• _Work to be completed_
Check every line below for the word "Lobola" and copy the ones that have it.

• _Data lines_
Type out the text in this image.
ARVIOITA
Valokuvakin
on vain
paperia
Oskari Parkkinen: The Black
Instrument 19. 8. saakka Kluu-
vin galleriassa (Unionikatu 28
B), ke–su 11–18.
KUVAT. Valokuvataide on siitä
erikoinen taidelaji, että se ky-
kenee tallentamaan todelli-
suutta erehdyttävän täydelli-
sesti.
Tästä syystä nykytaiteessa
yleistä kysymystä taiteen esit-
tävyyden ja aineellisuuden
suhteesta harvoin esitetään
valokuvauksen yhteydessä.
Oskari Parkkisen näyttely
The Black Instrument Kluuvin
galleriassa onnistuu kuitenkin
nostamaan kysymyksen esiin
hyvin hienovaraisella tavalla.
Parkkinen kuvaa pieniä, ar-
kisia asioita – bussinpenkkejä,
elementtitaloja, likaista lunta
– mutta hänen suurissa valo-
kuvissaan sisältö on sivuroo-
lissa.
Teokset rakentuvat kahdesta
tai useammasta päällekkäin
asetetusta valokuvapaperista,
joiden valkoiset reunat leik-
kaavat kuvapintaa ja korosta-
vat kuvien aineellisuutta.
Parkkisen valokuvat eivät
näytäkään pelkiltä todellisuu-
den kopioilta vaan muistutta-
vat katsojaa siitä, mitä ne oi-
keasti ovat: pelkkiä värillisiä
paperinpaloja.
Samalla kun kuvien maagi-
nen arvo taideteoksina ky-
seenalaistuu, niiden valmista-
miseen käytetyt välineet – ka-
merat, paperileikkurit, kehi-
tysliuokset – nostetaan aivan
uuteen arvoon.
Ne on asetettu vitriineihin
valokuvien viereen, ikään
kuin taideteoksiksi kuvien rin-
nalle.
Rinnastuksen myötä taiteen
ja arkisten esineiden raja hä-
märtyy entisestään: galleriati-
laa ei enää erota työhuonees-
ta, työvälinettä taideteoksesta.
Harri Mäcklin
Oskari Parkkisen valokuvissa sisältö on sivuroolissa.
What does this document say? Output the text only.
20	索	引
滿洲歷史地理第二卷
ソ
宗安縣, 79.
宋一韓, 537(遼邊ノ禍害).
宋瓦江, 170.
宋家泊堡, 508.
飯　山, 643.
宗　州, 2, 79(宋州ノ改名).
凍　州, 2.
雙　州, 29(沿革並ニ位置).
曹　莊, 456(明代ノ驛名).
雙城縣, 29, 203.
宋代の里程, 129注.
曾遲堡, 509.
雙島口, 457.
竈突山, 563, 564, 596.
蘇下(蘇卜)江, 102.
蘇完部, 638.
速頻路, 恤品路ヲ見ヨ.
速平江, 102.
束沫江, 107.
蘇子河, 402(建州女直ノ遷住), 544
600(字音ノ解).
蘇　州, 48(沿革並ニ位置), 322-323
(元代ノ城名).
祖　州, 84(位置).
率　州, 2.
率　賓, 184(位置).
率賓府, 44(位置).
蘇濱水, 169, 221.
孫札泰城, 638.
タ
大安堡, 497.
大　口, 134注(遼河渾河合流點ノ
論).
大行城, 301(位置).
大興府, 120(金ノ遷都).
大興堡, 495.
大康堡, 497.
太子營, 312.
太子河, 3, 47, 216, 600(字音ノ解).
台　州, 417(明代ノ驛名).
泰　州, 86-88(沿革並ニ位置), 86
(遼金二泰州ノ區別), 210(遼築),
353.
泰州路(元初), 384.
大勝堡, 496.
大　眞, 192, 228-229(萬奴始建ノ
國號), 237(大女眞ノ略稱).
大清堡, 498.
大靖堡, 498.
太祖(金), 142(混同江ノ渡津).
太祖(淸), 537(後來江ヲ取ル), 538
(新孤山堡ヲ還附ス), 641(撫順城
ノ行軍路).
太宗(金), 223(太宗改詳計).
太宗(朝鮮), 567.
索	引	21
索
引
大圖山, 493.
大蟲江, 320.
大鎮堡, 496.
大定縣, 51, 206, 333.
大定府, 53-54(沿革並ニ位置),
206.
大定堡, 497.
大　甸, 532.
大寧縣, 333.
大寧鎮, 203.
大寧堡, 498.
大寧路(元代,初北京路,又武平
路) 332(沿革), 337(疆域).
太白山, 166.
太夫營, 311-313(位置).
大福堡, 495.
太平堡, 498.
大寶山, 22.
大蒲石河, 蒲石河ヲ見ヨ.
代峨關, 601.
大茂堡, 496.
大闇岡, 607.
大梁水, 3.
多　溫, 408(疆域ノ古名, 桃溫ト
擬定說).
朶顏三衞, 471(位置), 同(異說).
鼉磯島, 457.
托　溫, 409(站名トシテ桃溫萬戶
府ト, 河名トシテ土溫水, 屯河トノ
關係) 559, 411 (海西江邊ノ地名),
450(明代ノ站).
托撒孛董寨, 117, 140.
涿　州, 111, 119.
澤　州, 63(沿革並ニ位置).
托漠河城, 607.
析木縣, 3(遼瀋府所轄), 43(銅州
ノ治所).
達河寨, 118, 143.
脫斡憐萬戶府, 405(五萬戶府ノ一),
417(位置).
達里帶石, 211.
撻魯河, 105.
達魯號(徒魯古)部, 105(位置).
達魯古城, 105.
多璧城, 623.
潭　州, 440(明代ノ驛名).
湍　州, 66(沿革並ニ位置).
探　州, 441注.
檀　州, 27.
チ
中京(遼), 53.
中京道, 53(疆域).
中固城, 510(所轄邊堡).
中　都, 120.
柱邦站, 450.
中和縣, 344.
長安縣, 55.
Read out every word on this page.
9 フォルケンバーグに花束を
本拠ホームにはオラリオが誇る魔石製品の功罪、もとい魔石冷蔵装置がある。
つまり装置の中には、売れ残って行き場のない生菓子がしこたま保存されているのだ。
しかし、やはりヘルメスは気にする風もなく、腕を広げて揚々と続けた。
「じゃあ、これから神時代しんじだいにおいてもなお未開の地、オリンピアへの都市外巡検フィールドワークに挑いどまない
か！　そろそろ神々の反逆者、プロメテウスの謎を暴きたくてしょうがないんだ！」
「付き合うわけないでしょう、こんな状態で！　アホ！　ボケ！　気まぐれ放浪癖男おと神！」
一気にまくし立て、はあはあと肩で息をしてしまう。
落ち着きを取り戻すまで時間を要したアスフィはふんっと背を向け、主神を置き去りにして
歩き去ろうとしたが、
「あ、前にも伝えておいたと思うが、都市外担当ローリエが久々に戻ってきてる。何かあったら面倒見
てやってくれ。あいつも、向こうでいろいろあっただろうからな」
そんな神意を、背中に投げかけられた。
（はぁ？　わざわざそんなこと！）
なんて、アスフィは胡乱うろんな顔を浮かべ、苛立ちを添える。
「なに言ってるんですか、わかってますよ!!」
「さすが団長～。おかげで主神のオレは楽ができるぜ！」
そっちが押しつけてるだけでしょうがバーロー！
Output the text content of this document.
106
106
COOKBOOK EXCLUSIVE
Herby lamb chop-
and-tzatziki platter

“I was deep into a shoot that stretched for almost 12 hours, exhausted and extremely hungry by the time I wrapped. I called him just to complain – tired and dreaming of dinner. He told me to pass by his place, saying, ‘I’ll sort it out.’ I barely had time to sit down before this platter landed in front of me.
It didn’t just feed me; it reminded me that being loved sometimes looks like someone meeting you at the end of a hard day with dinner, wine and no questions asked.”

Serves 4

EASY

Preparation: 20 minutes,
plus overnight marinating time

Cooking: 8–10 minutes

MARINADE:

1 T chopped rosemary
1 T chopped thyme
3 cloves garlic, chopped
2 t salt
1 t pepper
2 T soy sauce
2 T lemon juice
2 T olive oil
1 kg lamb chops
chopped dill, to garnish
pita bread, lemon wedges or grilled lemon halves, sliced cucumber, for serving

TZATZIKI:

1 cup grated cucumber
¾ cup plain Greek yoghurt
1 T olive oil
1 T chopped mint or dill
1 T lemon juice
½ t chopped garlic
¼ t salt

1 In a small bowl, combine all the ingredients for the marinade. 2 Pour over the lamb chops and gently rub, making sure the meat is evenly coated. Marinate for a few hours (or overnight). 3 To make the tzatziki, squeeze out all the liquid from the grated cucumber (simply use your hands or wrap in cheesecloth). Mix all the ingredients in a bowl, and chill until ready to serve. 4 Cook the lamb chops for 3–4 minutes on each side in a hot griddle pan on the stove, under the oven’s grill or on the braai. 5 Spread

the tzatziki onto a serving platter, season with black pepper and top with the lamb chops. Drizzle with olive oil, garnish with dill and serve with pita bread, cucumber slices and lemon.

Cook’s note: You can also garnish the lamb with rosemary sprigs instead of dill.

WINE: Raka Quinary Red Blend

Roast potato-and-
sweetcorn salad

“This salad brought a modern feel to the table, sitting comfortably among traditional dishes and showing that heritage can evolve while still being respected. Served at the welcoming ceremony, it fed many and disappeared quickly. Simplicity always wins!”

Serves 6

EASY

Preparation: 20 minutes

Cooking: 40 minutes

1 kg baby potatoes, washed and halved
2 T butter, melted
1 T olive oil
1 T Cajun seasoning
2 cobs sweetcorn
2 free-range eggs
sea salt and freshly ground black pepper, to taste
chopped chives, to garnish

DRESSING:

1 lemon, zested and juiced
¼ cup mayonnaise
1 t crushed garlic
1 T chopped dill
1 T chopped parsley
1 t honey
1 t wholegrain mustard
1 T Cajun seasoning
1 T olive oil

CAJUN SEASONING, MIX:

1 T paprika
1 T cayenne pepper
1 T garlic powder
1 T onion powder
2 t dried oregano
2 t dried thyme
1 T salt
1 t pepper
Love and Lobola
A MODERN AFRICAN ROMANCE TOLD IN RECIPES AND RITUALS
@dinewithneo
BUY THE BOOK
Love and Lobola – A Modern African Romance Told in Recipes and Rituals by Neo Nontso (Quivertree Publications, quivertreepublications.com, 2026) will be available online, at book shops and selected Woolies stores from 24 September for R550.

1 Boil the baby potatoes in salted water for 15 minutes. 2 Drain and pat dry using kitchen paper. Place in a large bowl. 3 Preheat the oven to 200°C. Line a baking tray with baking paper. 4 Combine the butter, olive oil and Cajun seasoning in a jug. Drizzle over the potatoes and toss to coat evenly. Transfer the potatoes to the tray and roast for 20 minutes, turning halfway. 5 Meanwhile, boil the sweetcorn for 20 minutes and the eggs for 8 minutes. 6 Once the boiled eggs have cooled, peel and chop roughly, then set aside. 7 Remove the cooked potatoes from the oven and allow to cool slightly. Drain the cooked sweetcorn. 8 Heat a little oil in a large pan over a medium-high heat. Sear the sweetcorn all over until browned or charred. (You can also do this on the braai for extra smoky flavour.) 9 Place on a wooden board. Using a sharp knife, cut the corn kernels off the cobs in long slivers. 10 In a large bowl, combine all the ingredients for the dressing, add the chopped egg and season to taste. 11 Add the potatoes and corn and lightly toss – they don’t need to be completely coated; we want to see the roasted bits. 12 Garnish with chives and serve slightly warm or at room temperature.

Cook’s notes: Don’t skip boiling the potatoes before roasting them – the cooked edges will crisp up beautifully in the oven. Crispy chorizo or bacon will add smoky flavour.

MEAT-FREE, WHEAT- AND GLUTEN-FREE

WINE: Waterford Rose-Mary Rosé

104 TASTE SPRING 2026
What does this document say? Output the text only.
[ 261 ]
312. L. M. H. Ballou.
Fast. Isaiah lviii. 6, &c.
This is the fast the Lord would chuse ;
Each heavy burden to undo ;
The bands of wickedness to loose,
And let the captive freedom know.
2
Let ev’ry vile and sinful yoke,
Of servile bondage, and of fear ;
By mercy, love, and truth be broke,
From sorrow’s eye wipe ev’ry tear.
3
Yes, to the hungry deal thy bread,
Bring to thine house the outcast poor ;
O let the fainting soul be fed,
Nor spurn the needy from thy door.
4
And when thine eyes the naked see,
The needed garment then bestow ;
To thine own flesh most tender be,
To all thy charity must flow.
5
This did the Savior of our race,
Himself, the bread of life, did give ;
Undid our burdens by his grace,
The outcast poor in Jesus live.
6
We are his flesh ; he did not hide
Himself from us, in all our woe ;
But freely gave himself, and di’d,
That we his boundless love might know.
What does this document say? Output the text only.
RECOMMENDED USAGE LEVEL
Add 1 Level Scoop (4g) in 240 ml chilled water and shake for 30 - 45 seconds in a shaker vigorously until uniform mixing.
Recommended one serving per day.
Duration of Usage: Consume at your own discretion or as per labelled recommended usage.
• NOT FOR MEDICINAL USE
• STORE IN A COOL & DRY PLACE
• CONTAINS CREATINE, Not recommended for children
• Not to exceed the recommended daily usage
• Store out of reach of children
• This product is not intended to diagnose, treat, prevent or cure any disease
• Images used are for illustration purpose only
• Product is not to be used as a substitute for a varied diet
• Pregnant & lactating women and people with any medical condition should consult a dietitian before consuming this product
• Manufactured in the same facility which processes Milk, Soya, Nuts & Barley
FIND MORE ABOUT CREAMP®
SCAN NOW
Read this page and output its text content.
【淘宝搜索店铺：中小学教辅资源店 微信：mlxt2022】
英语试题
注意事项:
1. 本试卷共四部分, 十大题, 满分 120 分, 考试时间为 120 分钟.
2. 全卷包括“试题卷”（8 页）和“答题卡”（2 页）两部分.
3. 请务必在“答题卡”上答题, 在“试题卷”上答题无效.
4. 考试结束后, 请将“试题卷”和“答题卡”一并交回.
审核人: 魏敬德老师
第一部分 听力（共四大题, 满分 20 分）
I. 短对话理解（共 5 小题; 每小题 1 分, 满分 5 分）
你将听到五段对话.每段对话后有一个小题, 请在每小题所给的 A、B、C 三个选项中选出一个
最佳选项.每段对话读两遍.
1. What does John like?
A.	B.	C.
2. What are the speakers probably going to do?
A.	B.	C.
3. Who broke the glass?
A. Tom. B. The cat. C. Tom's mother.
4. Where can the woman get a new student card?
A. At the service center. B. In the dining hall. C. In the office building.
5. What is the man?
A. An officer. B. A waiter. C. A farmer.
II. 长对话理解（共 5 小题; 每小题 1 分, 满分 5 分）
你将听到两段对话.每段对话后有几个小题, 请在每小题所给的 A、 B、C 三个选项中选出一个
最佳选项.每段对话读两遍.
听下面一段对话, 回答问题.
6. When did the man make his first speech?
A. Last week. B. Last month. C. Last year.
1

• _Output for this task_
Love and Lobola
Love and Lobola – A Modern African Romance Told in Recipes and Rituals by Neo Nontso (Quivertree Publications, quivertreepublications.com, 2026) will be available online, at book shops and selected Woolies stores from 24 September for R550.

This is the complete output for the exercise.